Source records:
★ ★ ★ ★ ★ ★ ★
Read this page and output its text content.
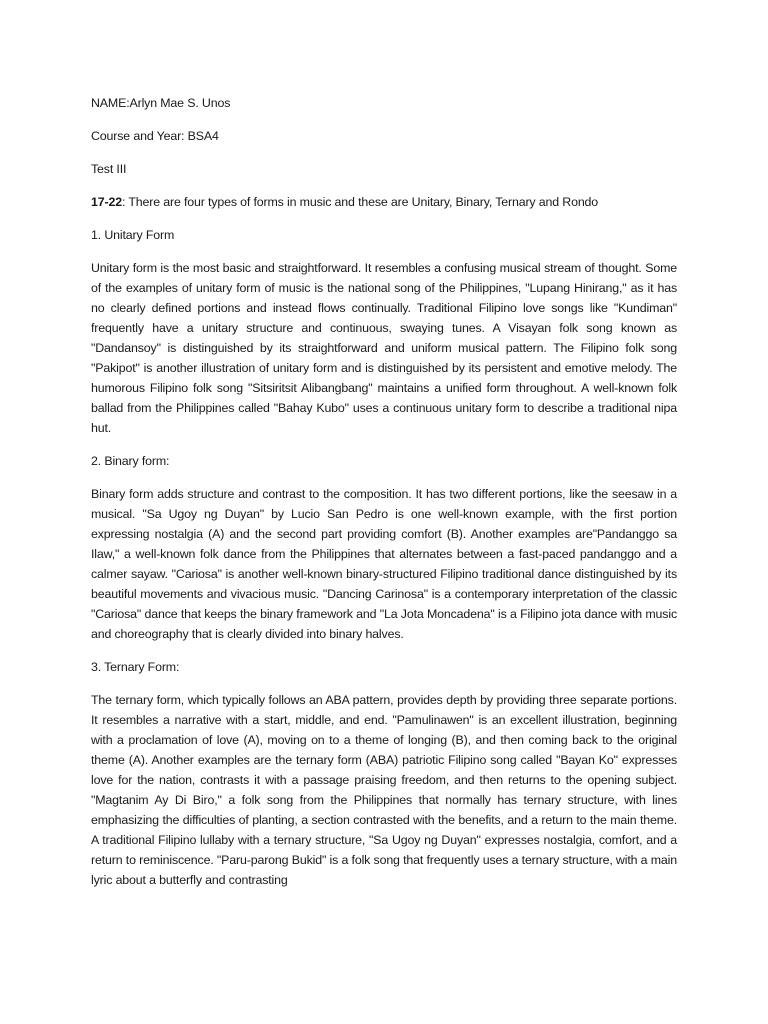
NAME:Arlyn Mae S. Unos

Course and Year: BSA4

Test III

17-22: There are four types of forms in music and these are Unitary, Binary, Ternary and Rondo

1. Unitary Form

Unitary form is the most basic and straightforward. It resembles a confusing musical stream of thought. Some of the examples of unitary form of music is the national song of the Philippines, "Lupang Hinirang," as it has no clearly defined portions and instead flows continually. Traditional Filipino love songs like "Kundiman" frequently have a unitary structure and continuous, swaying tunes. A Visayan folk song known as "Dandansoy" is distinguished by its straightforward and uniform musical pattern. The Filipino folk song "Pakipot" is another illustration of unitary form and is distinguished by its persistent and emotive melody. The humorous Filipino folk song "Sitsiritsit Alibangbang" maintains a unified form throughout. A well-known folk ballad from the Philippines called "Bahay Kubo" uses a continuous unitary form to describe a traditional nipa hut.

2. Binary form:

Binary form adds structure and contrast to the composition. It has two different portions, like the seesaw in a musical. "Sa Ugoy ng Duyan" by Lucio San Pedro is one well-known example, with the first portion expressing nostalgia (A) and the second part providing comfort (B). Another examples are"Pandanggo sa Ilaw," a well-known folk dance from the Philippines that alternates between a fast-paced pandanggo and a calmer sayaw. "Cariosa" is another well-known binary-structured Filipino traditional dance distinguished by its beautiful movements and vivacious music. "Dancing Carinosa" is a contemporary interpretation of the classic "Cariosa" dance that keeps the binary framework and "La Jota Moncadena" is a Filipino jota dance with music and choreography that is clearly divided into binary halves.

3. Ternary Form:

The ternary form, which typically follows an ABA pattern, provides depth by providing three separate portions. It resembles a narrative with a start, middle, and end. "Pamulinawen" is an excellent illustration, beginning with a proclamation of love (A), moving on to a theme of longing (B), and then coming back to the original theme (A). Another examples are the ternary form (ABA) patriotic Filipino song called "Bayan Ko" expresses love for the nation, contrasts it with a passage praising freedom, and then returns to the opening subject. "Magtanim Ay Di Biro," a folk song from the Philippines that normally has ternary structure, with lines emphasizing the difficulties of planting, a section contrasted with the benefits, and a return to the main theme. A traditional Filipino lullaby with a ternary structure, "Sa Ugoy ng Duyan" expresses nostalgia, comfort, and a return to reminiscence. "Paru-parong Bukid" is a folk song that frequently uses a ternary structure, with a main lyric about a butterfly and contrasting
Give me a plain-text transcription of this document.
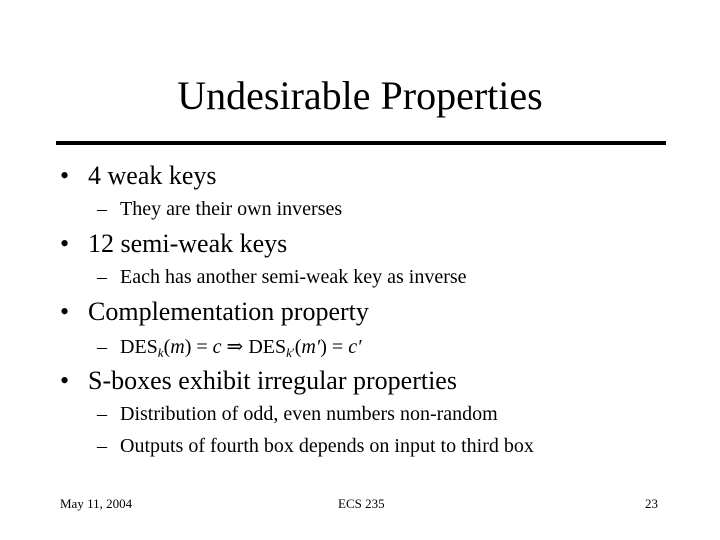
Undesirable Properties
• 4 weak keys
– They are their own inverses
• 12 semi-weak keys
– Each has another semi-weak key as inverse
• Complementation property
– $DES_k(m) = c$ ⇒ $DES_{k'}(m') = c'$
• S-boxes exhibit irregular properties
– Distribution of odd, even numbers non-random
– Outputs of fourth box depends on input to third box
May 11, 2004	ECS 235	23
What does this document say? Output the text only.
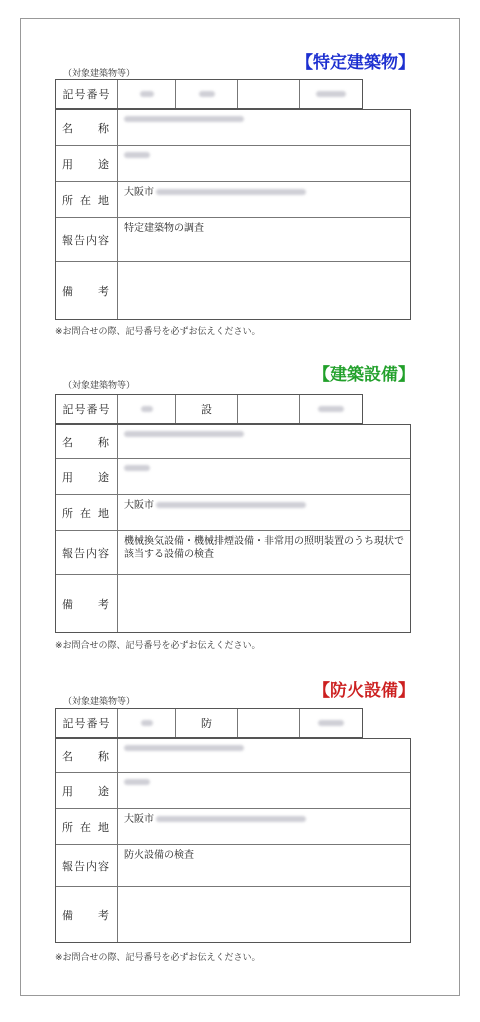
【特定建築物】
（対象建築物等）
記号番号
名 称
用 途
所 在 地
大阪市
報告内容
特定建築物の調査
備 考
※お問合せの際、記号番号を必ずお伝えください。
【建築設備】
（対象建築物等）
記号番号	設
名 称
用 途
所 在 地
大阪市
報告内容
機械換気設備・機械排煙設備・非常用の照明装置のうち現状で該当する設備の検査
備 考
※お問合せの際、記号番号を必ずお伝えください。
【防火設備】
（対象建築物等）
記号番号	防
名 称
用 途
所 在 地
大阪市
報告内容
防火設備の検査
備 考
※お問合せの際、記号番号を必ずお伝えください。
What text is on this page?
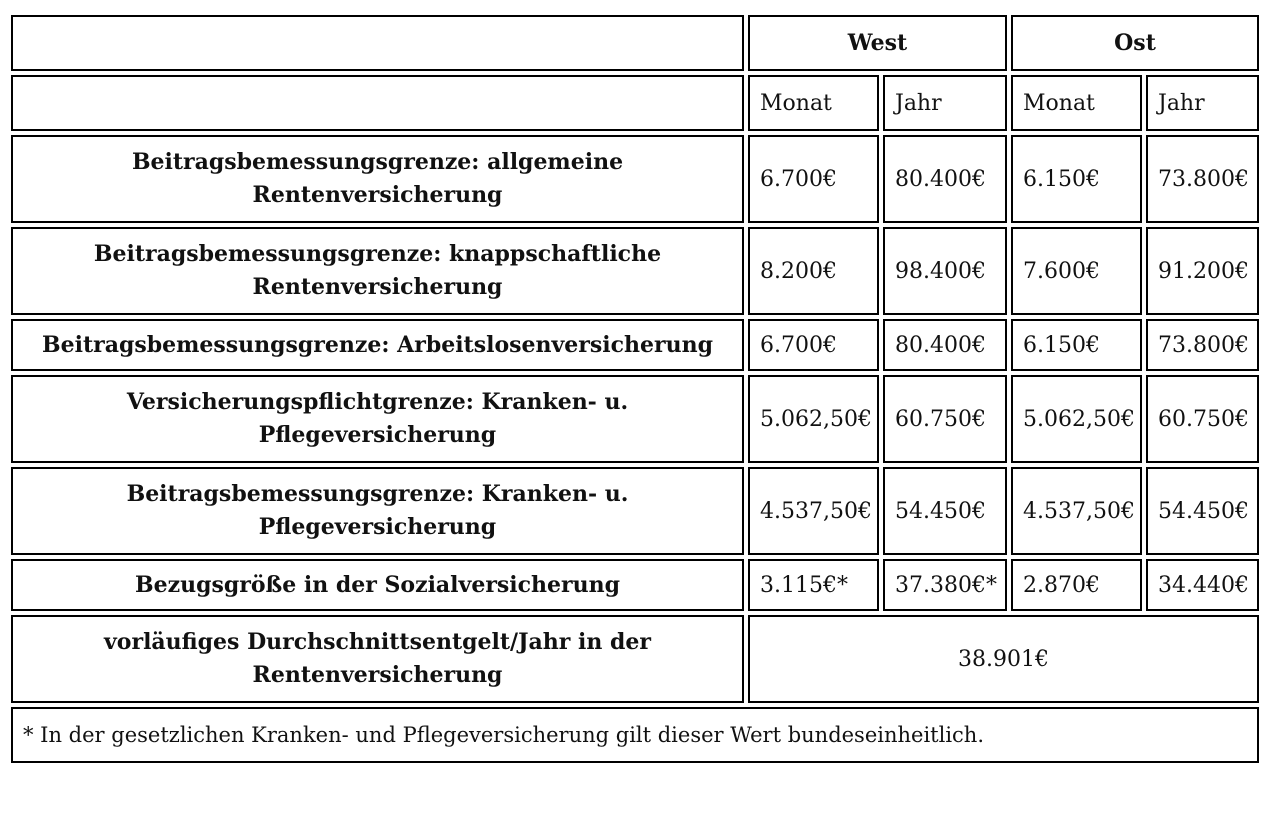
	West		Ost	
	Monat	Jahr	Monat	Jahr
Beitragsbemessungsgrenze: allgemeine Rentenversicherung	6.700€	80.400€	6.150€	73.800€
Beitragsbemessungsgrenze: knappschaftliche Rentenversicherung	8.200€	98.400€	7.600€	91.200€
Beitragsbemessungsgrenze: Arbeitslosenversicherung	6.700€	80.400€	6.150€	73.800€
Versicherungspflichtgrenze: Kranken- u. Pflegeversicherung	5.062,50€	60.750€	5.062,50€	60.750€
Beitragsbemessungsgrenze: Kranken- u. Pflegeversicherung	4.537,50€	54.450€	4.537,50€	54.450€
Bezugsgröße in der Sozialversicherung	3.115€*	37.380€*	2.870€	34.440€
vorläufiges Durchschnittsentgelt/Jahr in der Rentenversicherung	38.901€			
* In der gesetzlichen Kranken- und Pflegeversicherung gilt dieser Wert bundeseinheitlich.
★ ★ ★ ★ ★ ★ ★
Exercise aim:
From the records above, how many lines include the word "Kranken"? Only the number is wanted.

Solution to this exercise:
3